(Task description): Transcribe every entry word for word, but skip the images.
* BEGIN Entries shown *
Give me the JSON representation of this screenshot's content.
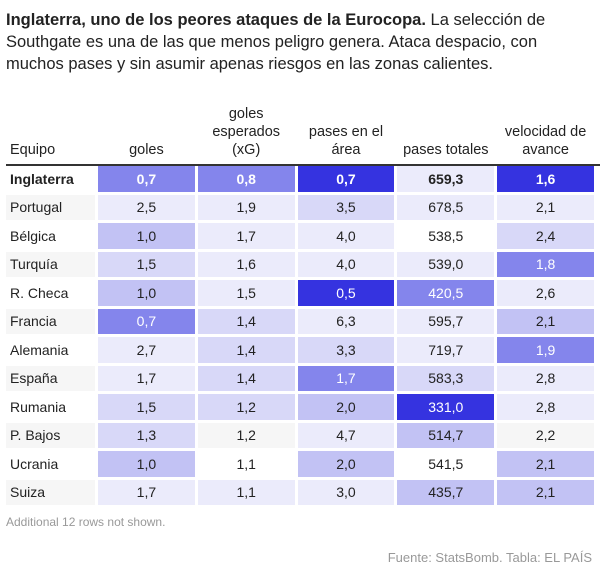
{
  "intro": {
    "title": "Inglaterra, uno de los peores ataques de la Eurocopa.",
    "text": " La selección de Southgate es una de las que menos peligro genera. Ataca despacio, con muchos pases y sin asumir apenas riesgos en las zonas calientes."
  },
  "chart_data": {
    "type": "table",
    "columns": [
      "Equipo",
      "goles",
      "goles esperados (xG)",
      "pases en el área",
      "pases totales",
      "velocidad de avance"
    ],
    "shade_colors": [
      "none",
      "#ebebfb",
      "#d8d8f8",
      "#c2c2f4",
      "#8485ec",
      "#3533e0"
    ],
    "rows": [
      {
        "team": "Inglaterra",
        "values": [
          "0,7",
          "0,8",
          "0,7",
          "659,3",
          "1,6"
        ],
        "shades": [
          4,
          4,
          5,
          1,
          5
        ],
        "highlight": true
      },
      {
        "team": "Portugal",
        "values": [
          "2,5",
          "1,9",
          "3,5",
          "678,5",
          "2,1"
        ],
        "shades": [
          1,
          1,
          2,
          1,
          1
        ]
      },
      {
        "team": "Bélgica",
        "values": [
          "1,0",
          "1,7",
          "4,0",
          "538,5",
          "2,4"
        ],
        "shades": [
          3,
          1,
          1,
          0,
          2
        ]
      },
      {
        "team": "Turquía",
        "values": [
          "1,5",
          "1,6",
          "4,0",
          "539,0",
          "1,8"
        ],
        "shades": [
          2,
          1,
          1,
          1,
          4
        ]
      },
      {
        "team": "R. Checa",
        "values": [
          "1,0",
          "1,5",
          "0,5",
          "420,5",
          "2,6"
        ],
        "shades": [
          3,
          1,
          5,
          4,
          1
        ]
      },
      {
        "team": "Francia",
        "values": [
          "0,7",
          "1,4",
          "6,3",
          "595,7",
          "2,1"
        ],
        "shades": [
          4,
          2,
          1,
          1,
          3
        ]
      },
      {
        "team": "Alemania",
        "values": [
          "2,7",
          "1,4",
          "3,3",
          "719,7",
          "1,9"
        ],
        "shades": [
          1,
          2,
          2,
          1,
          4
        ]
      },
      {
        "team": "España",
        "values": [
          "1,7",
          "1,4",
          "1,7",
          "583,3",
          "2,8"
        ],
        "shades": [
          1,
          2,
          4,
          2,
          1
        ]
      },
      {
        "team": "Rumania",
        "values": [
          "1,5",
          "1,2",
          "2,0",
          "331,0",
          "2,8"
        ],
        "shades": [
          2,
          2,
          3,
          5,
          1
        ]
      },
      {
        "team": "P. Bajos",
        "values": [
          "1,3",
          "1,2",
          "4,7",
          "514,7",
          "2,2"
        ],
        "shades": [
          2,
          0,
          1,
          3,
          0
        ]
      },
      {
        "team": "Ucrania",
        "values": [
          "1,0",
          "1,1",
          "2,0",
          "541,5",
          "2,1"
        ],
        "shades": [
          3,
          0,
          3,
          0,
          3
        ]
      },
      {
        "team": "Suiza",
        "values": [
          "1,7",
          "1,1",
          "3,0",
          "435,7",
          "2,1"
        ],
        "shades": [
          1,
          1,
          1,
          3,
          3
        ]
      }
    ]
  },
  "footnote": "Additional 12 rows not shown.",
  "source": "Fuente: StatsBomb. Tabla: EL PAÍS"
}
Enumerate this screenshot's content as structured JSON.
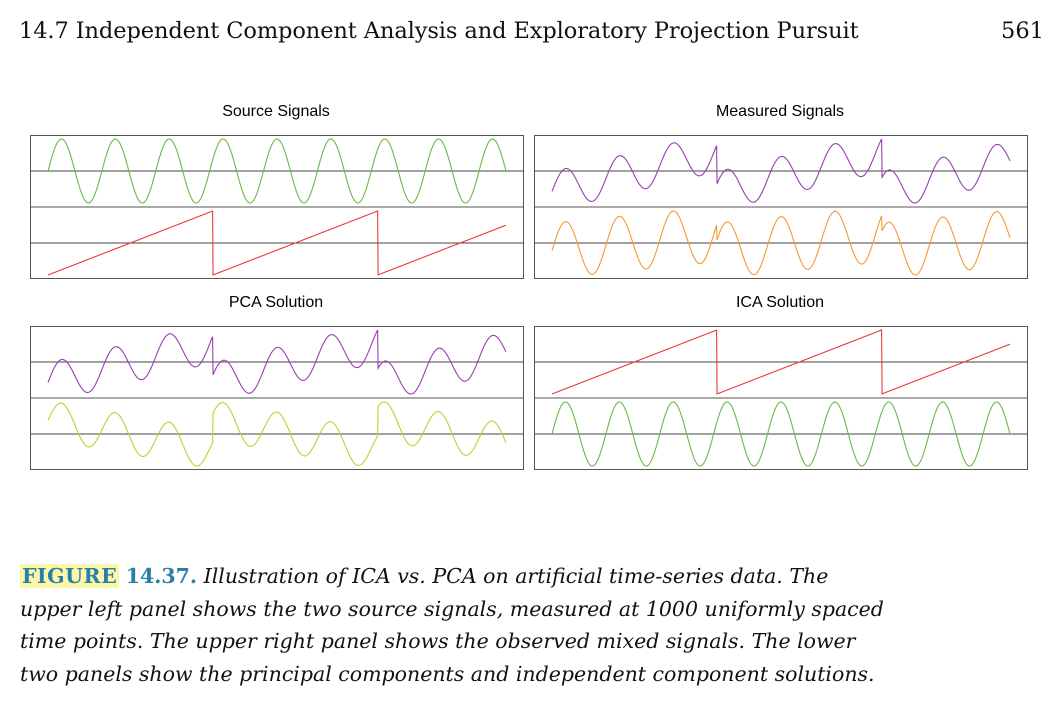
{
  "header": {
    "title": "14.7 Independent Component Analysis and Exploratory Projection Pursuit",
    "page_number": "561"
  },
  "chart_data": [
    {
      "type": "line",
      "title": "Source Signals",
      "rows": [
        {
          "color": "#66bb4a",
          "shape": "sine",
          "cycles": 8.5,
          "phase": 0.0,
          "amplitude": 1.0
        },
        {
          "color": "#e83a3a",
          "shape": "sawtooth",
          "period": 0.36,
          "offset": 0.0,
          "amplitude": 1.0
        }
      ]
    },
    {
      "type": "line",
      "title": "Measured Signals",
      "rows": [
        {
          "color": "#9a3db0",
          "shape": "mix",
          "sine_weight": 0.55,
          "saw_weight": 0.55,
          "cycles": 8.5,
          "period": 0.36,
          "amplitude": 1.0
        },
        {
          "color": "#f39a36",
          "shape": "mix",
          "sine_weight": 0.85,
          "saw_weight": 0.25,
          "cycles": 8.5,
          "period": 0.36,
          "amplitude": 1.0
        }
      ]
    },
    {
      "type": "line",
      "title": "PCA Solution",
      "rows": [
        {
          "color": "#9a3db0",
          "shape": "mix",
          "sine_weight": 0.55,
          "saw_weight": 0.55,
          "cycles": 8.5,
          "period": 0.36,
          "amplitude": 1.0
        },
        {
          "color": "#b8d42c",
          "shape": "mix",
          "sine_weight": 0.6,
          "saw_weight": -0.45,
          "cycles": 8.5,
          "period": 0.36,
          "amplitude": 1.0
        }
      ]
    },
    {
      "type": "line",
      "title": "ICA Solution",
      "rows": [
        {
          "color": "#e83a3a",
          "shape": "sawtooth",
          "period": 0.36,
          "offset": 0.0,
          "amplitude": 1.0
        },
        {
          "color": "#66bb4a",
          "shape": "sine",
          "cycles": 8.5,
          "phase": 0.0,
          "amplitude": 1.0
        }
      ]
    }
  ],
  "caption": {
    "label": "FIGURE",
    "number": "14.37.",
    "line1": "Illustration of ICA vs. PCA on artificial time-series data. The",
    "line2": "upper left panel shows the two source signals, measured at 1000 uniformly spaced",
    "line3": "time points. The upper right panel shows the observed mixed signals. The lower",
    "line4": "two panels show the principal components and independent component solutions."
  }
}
* END Entries shown *
(Reply):
Give me the JSON representation of this screenshot's content.
{
  "intro": {
    "title": "Inglaterra, uno de los peores ataques de la Eurocopa.",
    "text": " La selección de Southgate es una de las que menos peligro genera. Ataca despacio, con muchos pases y sin asumir apenas riesgos en las zonas calientes."
  },
  "chart_data": {
    "type": "table",
    "columns": [
      "Equipo",
      "goles",
      "goles esperados (xG)",
      "pases en el área",
      "pases totales",
      "velocidad de avance"
    ],
    "shade_colors": [
      "none",
      "#ebebfb",
      "#d8d8f8",
      "#c2c2f4",
      "#8485ec",
      "#3533e0"
    ],
    "rows": [
      {
        "team": "Inglaterra",
        "values": [
          "0,7",
          "0,8",
          "0,7",
          "659,3",
          "1,6"
        ],
        "shades": [
          4,
          4,
          5,
          1,
          5
        ],
        "highlight": true
      },
      {
        "team": "Portugal",
        "values": [
          "2,5",
          "1,9",
          "3,5",
          "678,5",
          "2,1"
        ],
        "shades": [
          1,
          1,
          2,
          1,
          1
        ]
      },
      {
        "team": "Bélgica",
        "values": [
          "1,0",
          "1,7",
          "4,0",
          "538,5",
          "2,4"
        ],
        "shades": [
          3,
          1,
          1,
          0,
          2
        ]
      },
      {
        "team": "Turquía",
        "values": [
          "1,5",
          "1,6",
          "4,0",
          "539,0",
          "1,8"
        ],
        "shades": [
          2,
          1,
          1,
          1,
          4
        ]
      },
      {
        "team": "R. Checa",
        "values": [
          "1,0",
          "1,5",
          "0,5",
          "420,5",
          "2,6"
        ],
        "shades": [
          3,
          1,
          5,
          4,
          1
        ]
      },
      {
        "team": "Francia",
        "values": [
          "0,7",
          "1,4",
          "6,3",
          "595,7",
          "2,1"
        ],
        "shades": [
          4,
          2,
          1,
          1,
          3
        ]
      },
      {
        "team": "Alemania",
        "values": [
          "2,7",
          "1,4",
          "3,3",
          "719,7",
          "1,9"
        ],
        "shades": [
          1,
          2,
          2,
          1,
          4
        ]
      },
      {
        "team": "España",
        "values": [
          "1,7",
          "1,4",
          "1,7",
          "583,3",
          "2,8"
        ],
        "shades": [
          1,
          2,
          4,
          2,
          1
        ]
      },
      {
        "team": "Rumania",
        "values": [
          "1,5",
          "1,2",
          "2,0",
          "331,0",
          "2,8"
        ],
        "shades": [
          2,
          2,
          3,
          5,
          1
        ]
      },
      {
        "team": "P. Bajos",
        "values": [
          "1,3",
          "1,2",
          "4,7",
          "514,7",
          "2,2"
        ],
        "shades": [
          2,
          0,
          1,
          3,
          0
        ]
      },
      {
        "team": "Ucrania",
        "values": [
          "1,0",
          "1,1",
          "2,0",
          "541,5",
          "2,1"
        ],
        "shades": [
          3,
          0,
          3,
          0,
          3
        ]
      },
      {
        "team": "Suiza",
        "values": [
          "1,7",
          "1,1",
          "3,0",
          "435,7",
          "2,1"
        ],
        "shades": [
          1,
          1,
          1,
          3,
          3
        ]
      }
    ]
  },
  "footnote": "Additional 12 rows not shown.",
  "source": "Fuente: StatsBomb. Tabla: EL PAÍS"
}
Enumerate this screenshot's content as structured JSON.
{
  "header": {
    "title": "14.7 Independent Component Analysis and Exploratory Projection Pursuit",
    "page_number": "561"
  },
  "chart_data": [
    {
      "type": "line",
      "title": "Source Signals",
      "rows": [
        {
          "color": "#66bb4a",
          "shape": "sine",
          "cycles": 8.5,
          "phase": 0.0,
          "amplitude": 1.0
        },
        {
          "color": "#e83a3a",
          "shape": "sawtooth",
          "period": 0.36,
          "offset": 0.0,
          "amplitude": 1.0
        }
      ]
    },
    {
      "type": "line",
      "title": "Measured Signals",
      "rows": [
        {
          "color": "#9a3db0",
          "shape": "mix",
          "sine_weight": 0.55,
          "saw_weight": 0.55,
          "cycles": 8.5,
          "period": 0.36,
          "amplitude": 1.0
        },
        {
          "color": "#f39a36",
          "shape": "mix",
          "sine_weight": 0.85,
          "saw_weight": 0.25,
          "cycles": 8.5,
          "period": 0.36,
          "amplitude": 1.0
        }
      ]
    },
    {
      "type": "line",
      "title": "PCA Solution",
      "rows": [
        {
          "color": "#9a3db0",
          "shape": "mix",
          "sine_weight": 0.55,
          "saw_weight": 0.55,
          "cycles": 8.5,
          "period": 0.36,
          "amplitude": 1.0
        },
        {
          "color": "#b8d42c",
          "shape": "mix",
          "sine_weight": 0.6,
          "saw_weight": -0.45,
          "cycles": 8.5,
          "period": 0.36,
          "amplitude": 1.0
        }
      ]
    },
    {
      "type": "line",
      "title": "ICA Solution",
      "rows": [
        {
          "color": "#e83a3a",
          "shape": "sawtooth",
          "period": 0.36,
          "offset": 0.0,
          "amplitude": 1.0
        },
        {
          "color": "#66bb4a",
          "shape": "sine",
          "cycles": 8.5,
          "phase": 0.0,
          "amplitude": 1.0
        }
      ]
    }
  ],
  "caption": {
    "label": "FIGURE",
    "number": "14.37.",
    "line1": "Illustration of ICA vs. PCA on artificial time-series data. The",
    "line2": "upper left panel shows the two source signals, measured at 1000 uniformly spaced",
    "line3": "time points. The upper right panel shows the observed mixed signals. The lower",
    "line4": "two panels show the principal components and independent component solutions."
  }
}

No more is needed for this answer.